**Text section:**
-- Opening Marker --

Finally, the old man spoke in a deep, rapsy voice, slowly asking if Ananse knew who he was. Ananse stated that he was his son-in-law. The old man laughed, stating that he was Bredda Death, and berated Ananse for daring to enter his house. He revealed the fate of Ananse's daughter (he ate her) and told Ananse that he would share the same fate.

Despite Death grabbing Ananse, Ananse escaped his grip and ran, believing he could outrun Death. This section of the tale being the origin of the Jamaican proverb: You cannot catch Kwaku, only his shirt. However, whenever Ananse turned around, Death was gaining upon him. Finally, out of desperation, Ananse climbed up a tree. By doing this be barely escaped Death for that moment and learn that Death could not climb. Death tried to throw several objects at Ananse to knock him down, all missing Ananse. Whilst looking around for another object to throw at Ananse, Ananse jumped down the tree and ran all the way to his house.

He grabbed his wife, Aso, and his 4 remaining children, 2 sons and 2 daughters, and climbed on the ceiling with them, all of them clinging onto a wooden beam just as Death rushed into Ananse's house. Death then calmly picked up a burlap bag, got a chair and sat down on it underneath the spider family. However, after around half an hour of this, and Ananse's youngest son became tired. Despite his fathers pleas for him to hang on longer and all of the boy's strength, he fell into the clutches of Death. Death, only wanting Ananse at that moment, shoved Ananse's youngest son into the burlap bag. Soon after, one of Ananse's daughters fell tired and fell to the same fate her younger brother had succumbed to. Then Ananse's other daughter, then his other son and finally his wife fell into the clutches of death, all shoved into the burlap sack. Only Ananse remained.

Using his trickery, Ananse explained to Death that if he was to fall, he would splatter all over the ground due to the weight caused from all the food he had eaten from Death's house. This would mean that Death would not get a satisfactory meal from Ananse. He asked Death to get a barrel of flour from Ananse's kitchen to put underneath him so the flour would cushion his fall. Flashing his 37 and a half teeth in a grin, and now wanting to enjoy Ananse and his entire family in a good meal, Death agreed to get the barrel of flour.

This barrel of flour was so heavy that it could only be lifted by four men. Ananse figured he could get the rest of his family from the burlap bag and escape whilst Death struggled to bring the barrel of flour to where he was. However, just as quickly as Death had left to get the barrel and Ananse thought it a good time to let go of the ceiling, Death returned with the barrel and placed it underneath Ananse. Ananse had underestimated Death's strength.

As Death bent over the barrel, shifting it to make sure the flour was perfectly under Ananse, the spider saw his opening. Ananse dropped on top of Death's head, dunking the old man's face into the flour. Death was caught off guard by this so he did not have time to close his eyes as he was dunked into the flour. This temporarily blinded him, giving Ananse enough time to free his family and they ran for their lives.

Neither Ananse nor the rest of his family have been caught by Death, which is the reason why there are still stories about Ananse, some of which also include his family. This story also explains why spiders live on ceilings; to escape death. This story also has 3 other morals. The first is never to seek out death, the second is to never get anyone involved in dealings with Death, and the third being that even if those around you fall and die, you must persevere with life and continue to do so.

-- Closing Marker --

**Data extracts:**
-- Opening Marker --

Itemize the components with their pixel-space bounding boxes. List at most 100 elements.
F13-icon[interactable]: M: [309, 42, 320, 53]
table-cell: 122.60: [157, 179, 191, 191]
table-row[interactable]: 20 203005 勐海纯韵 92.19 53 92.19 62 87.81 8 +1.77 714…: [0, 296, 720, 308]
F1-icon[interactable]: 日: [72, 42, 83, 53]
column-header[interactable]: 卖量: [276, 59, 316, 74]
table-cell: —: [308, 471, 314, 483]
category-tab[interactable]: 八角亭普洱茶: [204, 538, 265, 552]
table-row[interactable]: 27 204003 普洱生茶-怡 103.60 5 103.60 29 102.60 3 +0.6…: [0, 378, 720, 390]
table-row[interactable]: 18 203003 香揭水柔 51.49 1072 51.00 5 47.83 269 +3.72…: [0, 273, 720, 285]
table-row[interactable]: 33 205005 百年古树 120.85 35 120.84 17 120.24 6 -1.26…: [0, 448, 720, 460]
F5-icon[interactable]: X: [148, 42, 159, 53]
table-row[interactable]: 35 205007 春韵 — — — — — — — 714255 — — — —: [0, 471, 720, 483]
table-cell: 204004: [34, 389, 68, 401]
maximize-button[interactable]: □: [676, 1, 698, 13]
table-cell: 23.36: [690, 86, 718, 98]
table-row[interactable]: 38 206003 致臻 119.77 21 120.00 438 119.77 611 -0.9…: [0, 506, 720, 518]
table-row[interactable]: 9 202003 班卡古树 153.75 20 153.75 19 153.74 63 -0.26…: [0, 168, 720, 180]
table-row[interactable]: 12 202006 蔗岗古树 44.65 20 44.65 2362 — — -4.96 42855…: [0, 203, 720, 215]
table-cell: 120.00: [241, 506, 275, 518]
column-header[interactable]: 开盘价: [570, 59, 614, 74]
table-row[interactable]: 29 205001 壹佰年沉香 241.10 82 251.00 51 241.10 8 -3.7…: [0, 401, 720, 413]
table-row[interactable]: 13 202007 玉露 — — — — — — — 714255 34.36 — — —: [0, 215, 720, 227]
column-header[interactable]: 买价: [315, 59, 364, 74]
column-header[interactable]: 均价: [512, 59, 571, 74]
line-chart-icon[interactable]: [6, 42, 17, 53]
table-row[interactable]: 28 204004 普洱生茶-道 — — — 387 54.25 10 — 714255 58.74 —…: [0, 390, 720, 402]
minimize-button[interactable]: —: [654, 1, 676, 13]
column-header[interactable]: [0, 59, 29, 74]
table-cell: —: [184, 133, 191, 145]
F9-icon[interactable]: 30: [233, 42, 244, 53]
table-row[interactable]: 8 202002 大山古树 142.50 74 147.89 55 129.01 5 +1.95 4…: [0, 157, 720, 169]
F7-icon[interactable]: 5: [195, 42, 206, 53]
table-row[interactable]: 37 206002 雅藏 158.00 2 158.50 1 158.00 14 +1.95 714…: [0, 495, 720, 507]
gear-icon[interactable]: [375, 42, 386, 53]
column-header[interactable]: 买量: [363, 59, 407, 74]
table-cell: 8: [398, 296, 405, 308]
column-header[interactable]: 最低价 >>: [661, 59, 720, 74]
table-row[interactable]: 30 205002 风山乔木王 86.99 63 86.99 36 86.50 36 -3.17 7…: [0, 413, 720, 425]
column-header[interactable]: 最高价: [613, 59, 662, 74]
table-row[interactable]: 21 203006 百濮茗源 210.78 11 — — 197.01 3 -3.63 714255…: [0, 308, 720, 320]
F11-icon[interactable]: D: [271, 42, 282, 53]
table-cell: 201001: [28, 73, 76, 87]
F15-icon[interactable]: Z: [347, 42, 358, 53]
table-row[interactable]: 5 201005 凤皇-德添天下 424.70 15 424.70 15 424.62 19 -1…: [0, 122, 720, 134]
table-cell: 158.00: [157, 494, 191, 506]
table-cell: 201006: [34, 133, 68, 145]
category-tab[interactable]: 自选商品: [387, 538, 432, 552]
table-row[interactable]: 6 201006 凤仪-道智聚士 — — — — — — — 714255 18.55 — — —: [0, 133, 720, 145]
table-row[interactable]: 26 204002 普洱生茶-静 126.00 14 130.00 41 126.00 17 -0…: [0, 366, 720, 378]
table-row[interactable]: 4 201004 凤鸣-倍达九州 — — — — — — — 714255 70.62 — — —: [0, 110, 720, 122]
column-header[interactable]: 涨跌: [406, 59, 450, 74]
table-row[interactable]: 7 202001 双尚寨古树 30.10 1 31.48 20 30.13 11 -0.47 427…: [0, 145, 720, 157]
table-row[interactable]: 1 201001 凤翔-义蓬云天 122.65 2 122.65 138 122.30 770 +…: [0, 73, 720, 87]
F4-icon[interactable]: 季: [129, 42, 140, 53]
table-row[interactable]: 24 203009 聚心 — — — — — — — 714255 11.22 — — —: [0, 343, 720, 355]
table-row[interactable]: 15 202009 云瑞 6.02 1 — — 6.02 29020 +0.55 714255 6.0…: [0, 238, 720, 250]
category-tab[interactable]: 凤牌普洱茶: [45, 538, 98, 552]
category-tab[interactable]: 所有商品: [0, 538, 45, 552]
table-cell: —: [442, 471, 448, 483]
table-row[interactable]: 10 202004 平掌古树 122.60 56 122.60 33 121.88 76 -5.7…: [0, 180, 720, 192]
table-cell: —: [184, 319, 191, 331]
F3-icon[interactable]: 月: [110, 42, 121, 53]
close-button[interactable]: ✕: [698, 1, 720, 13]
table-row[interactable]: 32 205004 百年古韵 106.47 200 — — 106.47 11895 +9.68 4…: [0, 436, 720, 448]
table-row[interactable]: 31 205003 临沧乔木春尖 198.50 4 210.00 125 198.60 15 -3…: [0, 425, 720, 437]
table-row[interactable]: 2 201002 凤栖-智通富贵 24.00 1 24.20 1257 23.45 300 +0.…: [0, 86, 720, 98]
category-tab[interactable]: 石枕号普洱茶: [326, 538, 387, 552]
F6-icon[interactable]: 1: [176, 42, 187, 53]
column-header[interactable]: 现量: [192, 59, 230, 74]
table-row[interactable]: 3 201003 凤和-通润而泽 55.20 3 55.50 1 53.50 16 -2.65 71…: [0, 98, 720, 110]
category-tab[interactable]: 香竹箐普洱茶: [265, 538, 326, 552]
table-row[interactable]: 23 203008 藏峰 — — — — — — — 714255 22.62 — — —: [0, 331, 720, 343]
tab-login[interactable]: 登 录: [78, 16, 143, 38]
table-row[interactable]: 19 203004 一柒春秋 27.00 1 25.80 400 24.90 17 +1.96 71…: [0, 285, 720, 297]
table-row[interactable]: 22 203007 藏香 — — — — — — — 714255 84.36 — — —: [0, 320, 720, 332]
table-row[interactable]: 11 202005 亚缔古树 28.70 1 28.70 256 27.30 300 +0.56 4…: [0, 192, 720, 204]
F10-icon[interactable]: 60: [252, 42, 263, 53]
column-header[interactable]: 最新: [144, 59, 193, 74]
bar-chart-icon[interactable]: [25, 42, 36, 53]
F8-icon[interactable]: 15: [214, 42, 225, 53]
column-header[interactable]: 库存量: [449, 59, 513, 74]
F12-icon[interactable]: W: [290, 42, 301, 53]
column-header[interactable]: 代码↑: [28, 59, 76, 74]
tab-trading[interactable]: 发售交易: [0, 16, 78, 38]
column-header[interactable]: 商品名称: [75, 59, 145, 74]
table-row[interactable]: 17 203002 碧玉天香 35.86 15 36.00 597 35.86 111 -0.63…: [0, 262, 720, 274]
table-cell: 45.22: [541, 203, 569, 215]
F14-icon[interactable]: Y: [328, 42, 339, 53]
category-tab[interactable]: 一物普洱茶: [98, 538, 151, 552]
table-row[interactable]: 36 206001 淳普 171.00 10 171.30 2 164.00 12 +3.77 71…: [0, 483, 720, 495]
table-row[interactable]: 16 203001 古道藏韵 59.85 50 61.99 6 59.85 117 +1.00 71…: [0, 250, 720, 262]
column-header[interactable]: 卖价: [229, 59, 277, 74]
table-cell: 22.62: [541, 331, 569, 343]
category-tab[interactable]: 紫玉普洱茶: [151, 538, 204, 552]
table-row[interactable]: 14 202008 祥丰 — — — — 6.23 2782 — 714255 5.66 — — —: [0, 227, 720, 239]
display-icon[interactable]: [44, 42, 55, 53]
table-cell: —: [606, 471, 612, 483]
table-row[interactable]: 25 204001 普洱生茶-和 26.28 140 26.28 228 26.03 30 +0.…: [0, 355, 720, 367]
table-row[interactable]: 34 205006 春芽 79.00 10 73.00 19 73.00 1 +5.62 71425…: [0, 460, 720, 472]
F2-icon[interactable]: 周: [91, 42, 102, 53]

-- Closing Marker --

**Prompt 1:**
Please summarize the Ananse and Death story in two sentences.
**Prompt 2:**
Reproduce word for word the part of the Ananse and Death story between "He grabbed his" and "Only Ananse remained.", inclusive.

**Your solution 1:**
After revealing that he had eaten Ananse's daughter, Bredda Death chased Ananse, who escaped up a tree and then hid on his house's ceiling with his family, but one by one his wife and four children fell and were shoved into Death's burlap bag. Ananse tricked Death into placing a barrel of flour beneath him, then dropped onto Death's head and dunked his face into the flour, blinding him long enough for Ananse to free his family so they could all run for their lives.

**Your solution 2:**
He grabbed his wife, Aso, and his 4 remaining children, 2 sons and 2 daughters, and climbed on the ceiling with them, all of them clinging onto a wooden beam just as Death rushed into Ananse's house. Death then calmly picked up a burlap bag, got a chair and sat down on it underneath the spider family. However, after around half an hour of this, and Ananse's youngest son became tired. Despite his fathers pleas for him to hang on longer and all of the boy's strength, he fell into the clutches of Death. Death, only wanting Ananse at that moment, shoved Ananse's youngest son into the burlap bag. Soon after, one of Ananse's daughters fell tired and fell to the same fate her younger brother had succumbed to. Then Ananse's other daughter, then his other son and finally his wife fell into the clutches of death, all shoved into the burlap sack. Only Ananse remained.